--- Start DATA ROWS ---

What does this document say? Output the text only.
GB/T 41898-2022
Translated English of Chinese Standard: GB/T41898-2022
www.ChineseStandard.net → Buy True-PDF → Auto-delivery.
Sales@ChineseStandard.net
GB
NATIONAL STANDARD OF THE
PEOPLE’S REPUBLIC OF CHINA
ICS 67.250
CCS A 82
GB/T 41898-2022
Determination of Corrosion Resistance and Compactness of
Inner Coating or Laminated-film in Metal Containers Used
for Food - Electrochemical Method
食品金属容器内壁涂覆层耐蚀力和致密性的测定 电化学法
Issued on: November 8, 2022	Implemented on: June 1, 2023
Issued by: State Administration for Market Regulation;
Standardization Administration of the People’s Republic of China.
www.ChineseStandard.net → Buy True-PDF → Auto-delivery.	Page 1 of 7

--- End DATA ROWS ---

WHAT IS REQUIRED ::
Reproduce the material verbatim, line by line.

CORRECT RESPONSE ::
What does this document say? Output the text only.
GB/T 41898-2022
Translated English of Chinese Standard: GB/T41898-2022
www.ChineseStandard.net → Buy True-PDF → Auto-delivery.
Sales@ChineseStandard.net
GB
NATIONAL STANDARD OF THE
PEOPLE’S REPUBLIC OF CHINA
ICS 67.250
CCS A 82
GB/T 41898-2022
Determination of Corrosion Resistance and Compactness of
Inner Coating or Laminated-film in Metal Containers Used
for Food - Electrochemical Method
食品金属容器内壁涂覆层耐蚀力和致密性的测定 电化学法
Issued on: November 8, 2022	Implemented on: June 1, 2023
Issued by: State Administration for Market Regulation;
Standardization Administration of the People’s Republic of China.
www.ChineseStandard.net → Buy True-PDF → Auto-delivery.	Page 1 of 7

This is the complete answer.